- Task statement -
Find the word "kurikulum" in the records below. List each line containing it.
################
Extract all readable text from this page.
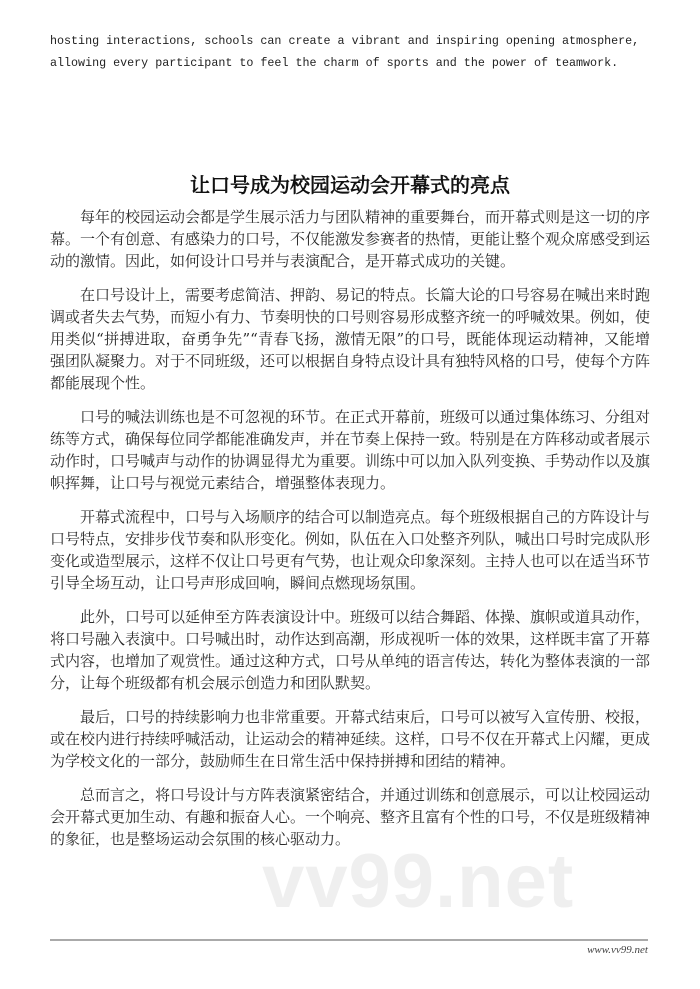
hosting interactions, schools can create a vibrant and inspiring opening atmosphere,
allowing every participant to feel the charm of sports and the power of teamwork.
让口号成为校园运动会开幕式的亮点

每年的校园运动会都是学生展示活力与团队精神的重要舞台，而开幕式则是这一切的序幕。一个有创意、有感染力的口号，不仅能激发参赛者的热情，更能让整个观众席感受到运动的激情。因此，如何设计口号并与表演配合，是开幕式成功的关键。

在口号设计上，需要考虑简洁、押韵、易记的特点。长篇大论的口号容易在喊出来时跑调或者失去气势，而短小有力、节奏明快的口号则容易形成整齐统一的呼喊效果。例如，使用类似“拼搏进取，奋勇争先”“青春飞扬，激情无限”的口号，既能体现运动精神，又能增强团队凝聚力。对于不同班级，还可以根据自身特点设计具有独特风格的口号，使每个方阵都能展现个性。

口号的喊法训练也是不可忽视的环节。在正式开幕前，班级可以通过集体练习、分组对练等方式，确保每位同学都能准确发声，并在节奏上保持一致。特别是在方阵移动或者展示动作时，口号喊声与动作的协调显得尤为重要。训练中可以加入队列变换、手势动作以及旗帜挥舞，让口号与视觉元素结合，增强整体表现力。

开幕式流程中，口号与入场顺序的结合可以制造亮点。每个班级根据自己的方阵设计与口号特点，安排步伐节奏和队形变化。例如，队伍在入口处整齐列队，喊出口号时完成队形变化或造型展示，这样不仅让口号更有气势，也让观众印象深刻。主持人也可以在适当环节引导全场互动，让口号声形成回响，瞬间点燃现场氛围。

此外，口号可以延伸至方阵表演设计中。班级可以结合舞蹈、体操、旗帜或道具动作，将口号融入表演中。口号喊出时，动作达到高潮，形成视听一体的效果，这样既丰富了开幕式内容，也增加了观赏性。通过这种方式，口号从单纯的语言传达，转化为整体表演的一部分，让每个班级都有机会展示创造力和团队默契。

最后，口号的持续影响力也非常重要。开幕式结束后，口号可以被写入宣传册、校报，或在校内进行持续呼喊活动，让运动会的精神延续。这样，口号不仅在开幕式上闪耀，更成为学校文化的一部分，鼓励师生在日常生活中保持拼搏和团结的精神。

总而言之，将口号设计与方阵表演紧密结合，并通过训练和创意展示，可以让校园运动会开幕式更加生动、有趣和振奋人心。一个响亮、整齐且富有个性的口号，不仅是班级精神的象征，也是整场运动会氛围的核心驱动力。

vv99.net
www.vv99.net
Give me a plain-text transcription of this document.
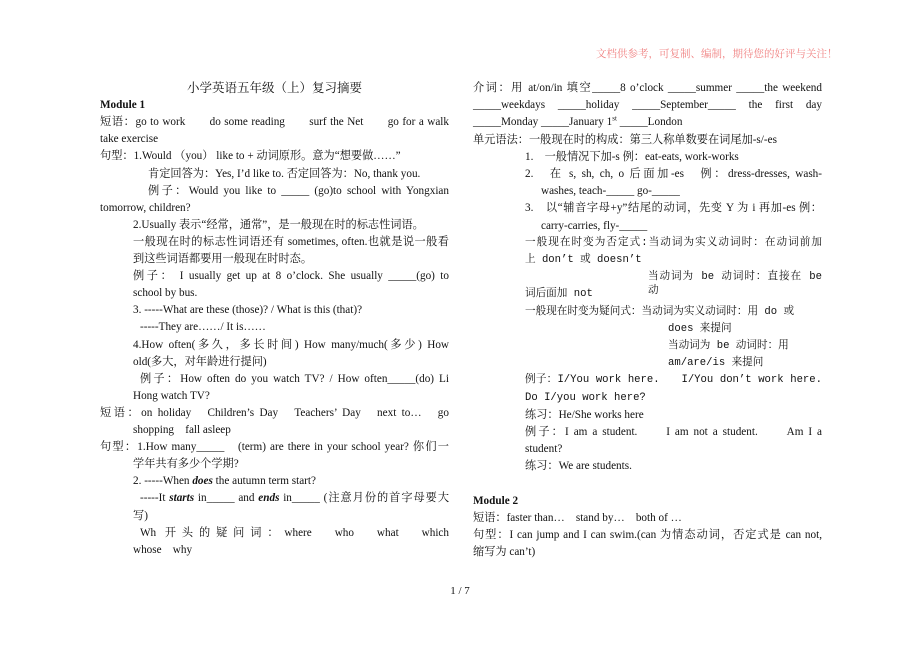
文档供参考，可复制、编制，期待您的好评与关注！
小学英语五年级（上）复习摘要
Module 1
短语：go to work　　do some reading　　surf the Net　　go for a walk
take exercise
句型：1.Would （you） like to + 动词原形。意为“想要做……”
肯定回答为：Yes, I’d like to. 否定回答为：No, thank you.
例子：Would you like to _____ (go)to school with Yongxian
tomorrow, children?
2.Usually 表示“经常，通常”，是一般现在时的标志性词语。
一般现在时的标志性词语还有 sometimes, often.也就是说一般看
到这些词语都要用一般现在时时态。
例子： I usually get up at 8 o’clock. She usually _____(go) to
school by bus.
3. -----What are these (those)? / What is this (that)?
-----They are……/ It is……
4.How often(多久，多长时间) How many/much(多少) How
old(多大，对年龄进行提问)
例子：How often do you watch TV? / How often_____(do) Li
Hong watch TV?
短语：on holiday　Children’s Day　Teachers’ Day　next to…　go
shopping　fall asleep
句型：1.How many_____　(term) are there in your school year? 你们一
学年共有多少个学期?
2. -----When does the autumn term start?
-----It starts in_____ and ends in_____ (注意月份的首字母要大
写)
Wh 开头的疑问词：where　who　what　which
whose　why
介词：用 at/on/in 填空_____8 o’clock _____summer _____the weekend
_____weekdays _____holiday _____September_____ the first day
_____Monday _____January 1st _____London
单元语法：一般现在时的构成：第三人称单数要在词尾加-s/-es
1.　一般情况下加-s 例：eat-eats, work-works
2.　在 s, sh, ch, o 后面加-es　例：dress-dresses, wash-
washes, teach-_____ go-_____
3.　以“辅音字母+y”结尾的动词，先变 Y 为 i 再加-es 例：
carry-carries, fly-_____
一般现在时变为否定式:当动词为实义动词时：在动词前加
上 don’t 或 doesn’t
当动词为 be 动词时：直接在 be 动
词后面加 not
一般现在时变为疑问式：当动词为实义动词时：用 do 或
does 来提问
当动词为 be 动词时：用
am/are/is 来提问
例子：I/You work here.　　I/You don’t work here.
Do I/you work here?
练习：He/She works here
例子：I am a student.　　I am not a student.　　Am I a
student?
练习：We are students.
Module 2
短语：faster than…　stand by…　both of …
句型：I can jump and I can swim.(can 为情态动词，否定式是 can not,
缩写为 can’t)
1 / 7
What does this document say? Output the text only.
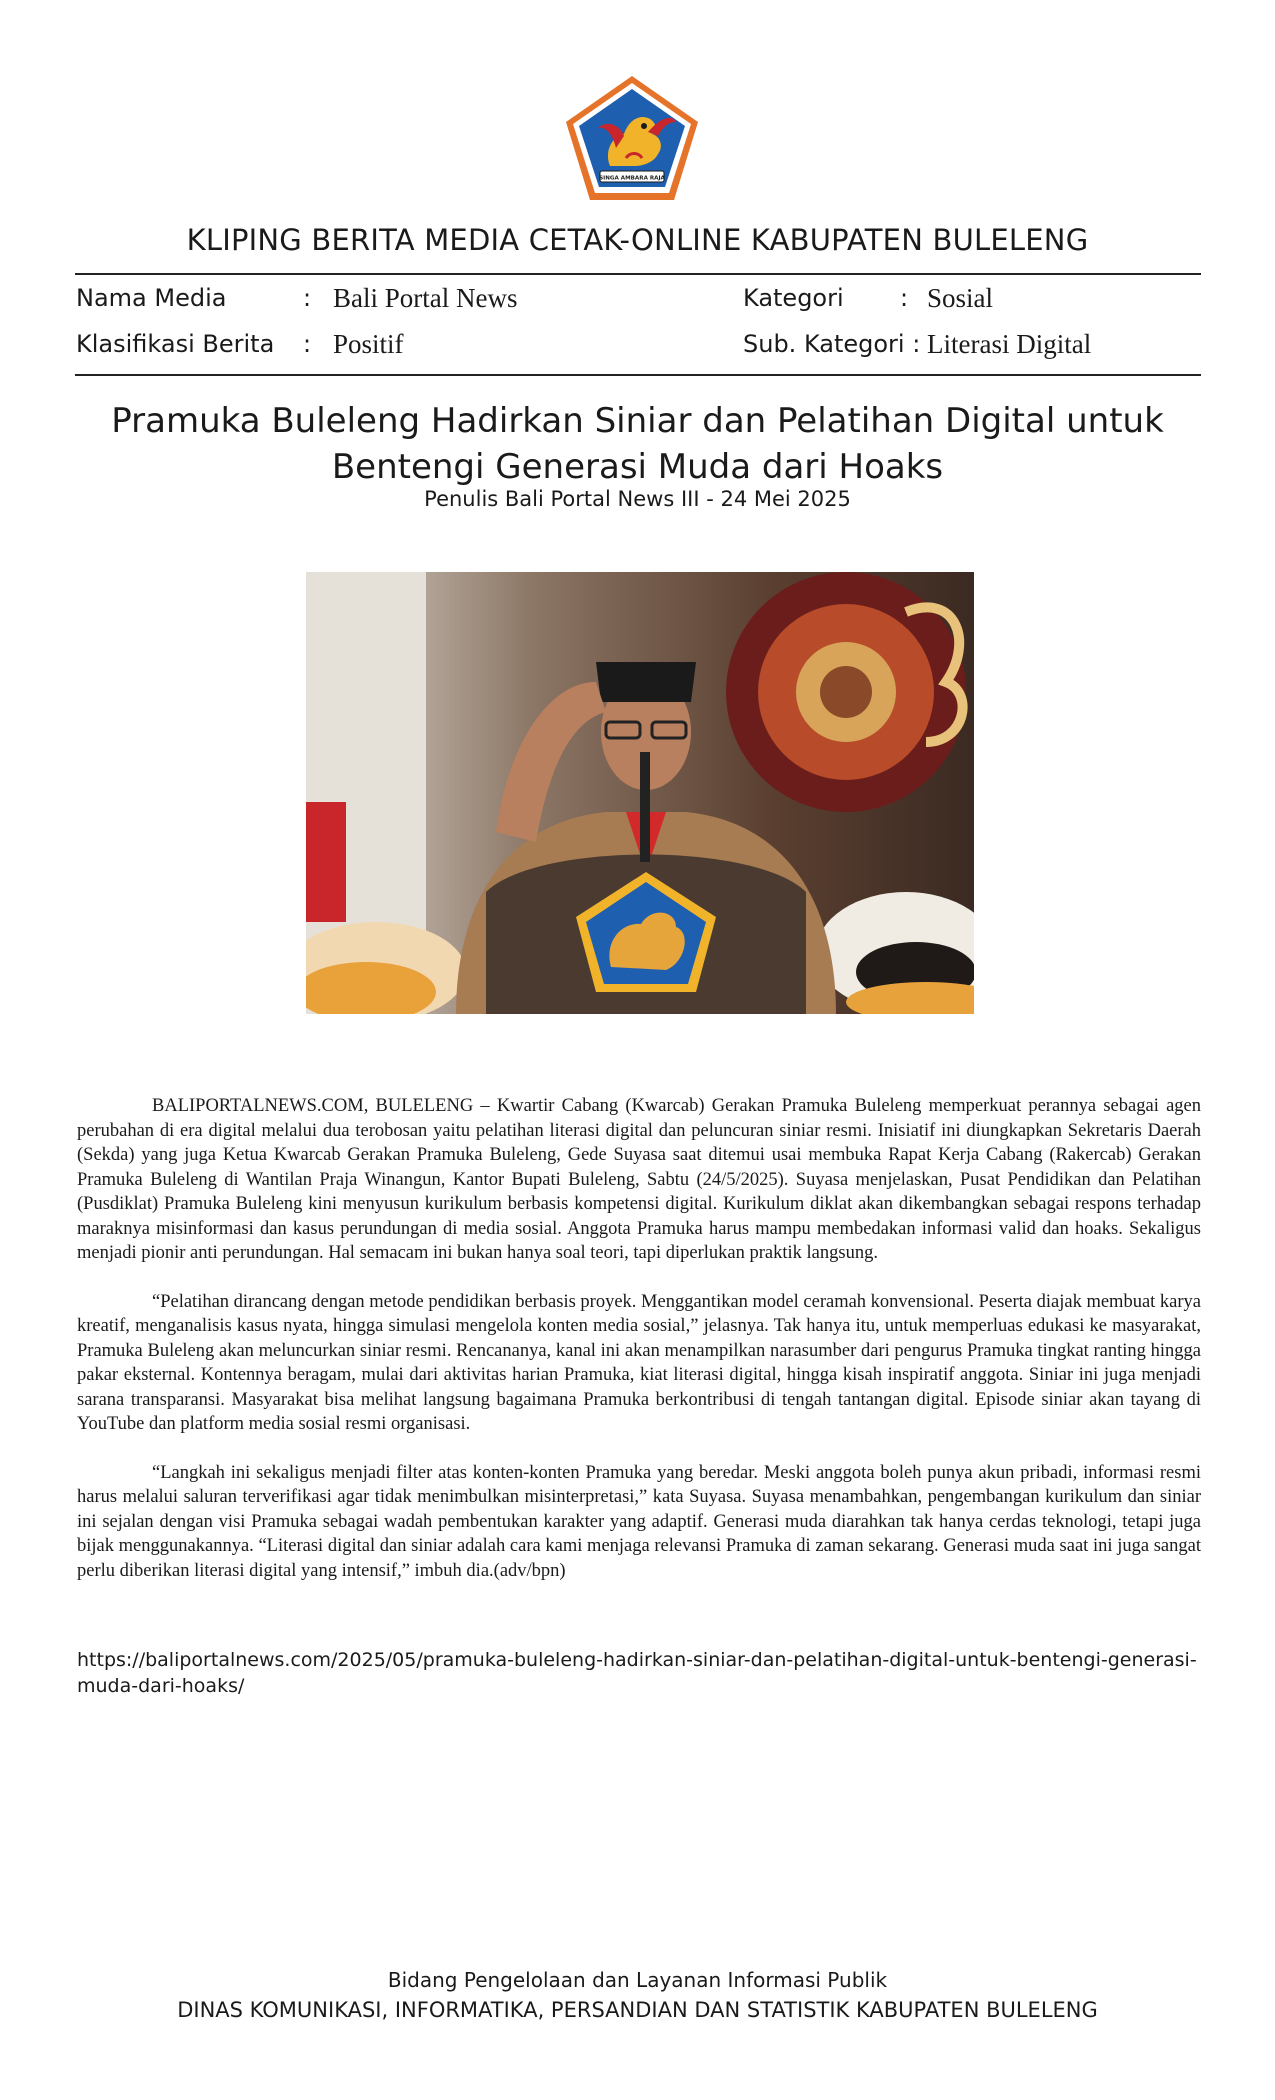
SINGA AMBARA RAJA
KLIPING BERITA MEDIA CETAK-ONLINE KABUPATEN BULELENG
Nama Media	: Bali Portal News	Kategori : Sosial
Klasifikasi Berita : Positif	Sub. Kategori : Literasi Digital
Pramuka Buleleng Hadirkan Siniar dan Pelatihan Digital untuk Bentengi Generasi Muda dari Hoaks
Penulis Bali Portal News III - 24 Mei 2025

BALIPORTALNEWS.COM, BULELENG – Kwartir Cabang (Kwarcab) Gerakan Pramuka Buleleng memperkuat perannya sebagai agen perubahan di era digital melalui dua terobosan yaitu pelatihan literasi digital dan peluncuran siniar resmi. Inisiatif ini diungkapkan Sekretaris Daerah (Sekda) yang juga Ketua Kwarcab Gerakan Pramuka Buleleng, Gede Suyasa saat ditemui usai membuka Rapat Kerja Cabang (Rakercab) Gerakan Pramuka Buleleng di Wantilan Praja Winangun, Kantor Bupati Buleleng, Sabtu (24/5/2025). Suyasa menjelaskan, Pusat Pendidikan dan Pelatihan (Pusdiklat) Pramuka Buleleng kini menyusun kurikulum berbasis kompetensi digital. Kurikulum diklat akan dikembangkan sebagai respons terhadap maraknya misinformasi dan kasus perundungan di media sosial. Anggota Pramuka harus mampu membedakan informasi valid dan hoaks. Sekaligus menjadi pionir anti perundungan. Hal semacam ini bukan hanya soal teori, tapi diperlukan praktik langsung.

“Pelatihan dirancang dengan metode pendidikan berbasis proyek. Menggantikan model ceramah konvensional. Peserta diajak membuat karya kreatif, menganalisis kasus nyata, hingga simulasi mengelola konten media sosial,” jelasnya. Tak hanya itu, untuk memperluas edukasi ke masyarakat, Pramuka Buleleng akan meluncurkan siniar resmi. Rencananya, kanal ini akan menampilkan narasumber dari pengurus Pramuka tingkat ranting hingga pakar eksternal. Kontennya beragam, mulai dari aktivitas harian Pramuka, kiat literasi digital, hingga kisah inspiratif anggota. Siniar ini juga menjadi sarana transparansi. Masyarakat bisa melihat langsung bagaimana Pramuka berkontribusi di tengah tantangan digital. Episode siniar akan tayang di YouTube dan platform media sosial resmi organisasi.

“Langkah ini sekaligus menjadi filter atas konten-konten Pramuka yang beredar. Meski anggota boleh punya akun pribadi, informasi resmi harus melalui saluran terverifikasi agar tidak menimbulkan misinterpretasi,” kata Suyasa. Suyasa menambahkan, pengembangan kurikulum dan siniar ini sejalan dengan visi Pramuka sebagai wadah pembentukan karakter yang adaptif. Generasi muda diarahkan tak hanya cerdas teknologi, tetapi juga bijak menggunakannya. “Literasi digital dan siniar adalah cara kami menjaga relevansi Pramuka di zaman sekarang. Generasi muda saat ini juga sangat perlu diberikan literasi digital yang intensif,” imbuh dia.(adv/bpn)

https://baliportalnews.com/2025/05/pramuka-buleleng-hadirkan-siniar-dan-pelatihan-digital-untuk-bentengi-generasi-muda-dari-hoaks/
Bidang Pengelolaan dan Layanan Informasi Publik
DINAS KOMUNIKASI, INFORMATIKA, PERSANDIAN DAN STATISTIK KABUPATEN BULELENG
################
- Full solution -
BALIPORTALNEWS.COM, BULELENG – Kwartir Cabang (Kwarcab) Gerakan Pramuka Buleleng memperkuat perannya sebagai agen perubahan di era digital melalui dua terobosan yaitu pelatihan literasi digital dan peluncuran siniar resmi. Inisiatif ini diungkapkan Sekretaris Daerah (Sekda) yang juga Ketua Kwarcab Gerakan Pramuka Buleleng, Gede Suyasa saat ditemui usai membuka Rapat Kerja Cabang (Rakercab) Gerakan Pramuka Buleleng di Wantilan Praja Winangun, Kantor Bupati Buleleng, Sabtu (24/5/2025). Suyasa menjelaskan, Pusat Pendidikan dan Pelatihan (Pusdiklat) Pramuka Buleleng kini menyusun kurikulum berbasis kompetensi digital. Kurikulum diklat akan dikembangkan sebagai respons terhadap maraknya misinformasi dan kasus perundungan di media sosial. Anggota Pramuka harus mampu membedakan informasi valid dan hoaks. Sekaligus menjadi pionir anti perundungan. Hal semacam ini bukan hanya soal teori, tapi diperlukan praktik langsung.
“Langkah ini sekaligus menjadi filter atas konten-konten Pramuka yang beredar. Meski anggota boleh punya akun pribadi, informasi resmi harus melalui saluran terverifikasi agar tidak menimbulkan misinterpretasi,” kata Suyasa. Suyasa menambahkan, pengembangan kurikulum dan siniar ini sejalan dengan visi Pramuka sebagai wadah pembentukan karakter yang adaptif. Generasi muda diarahkan tak hanya cerdas teknologi, tetapi juga bijak menggunakannya. “Literasi digital dan siniar adalah cara kami menjaga relevansi Pramuka di zaman sekarang. Generasi muda saat ini juga sangat perlu diberikan literasi digital yang intensif,” imbuh dia.(adv/bpn)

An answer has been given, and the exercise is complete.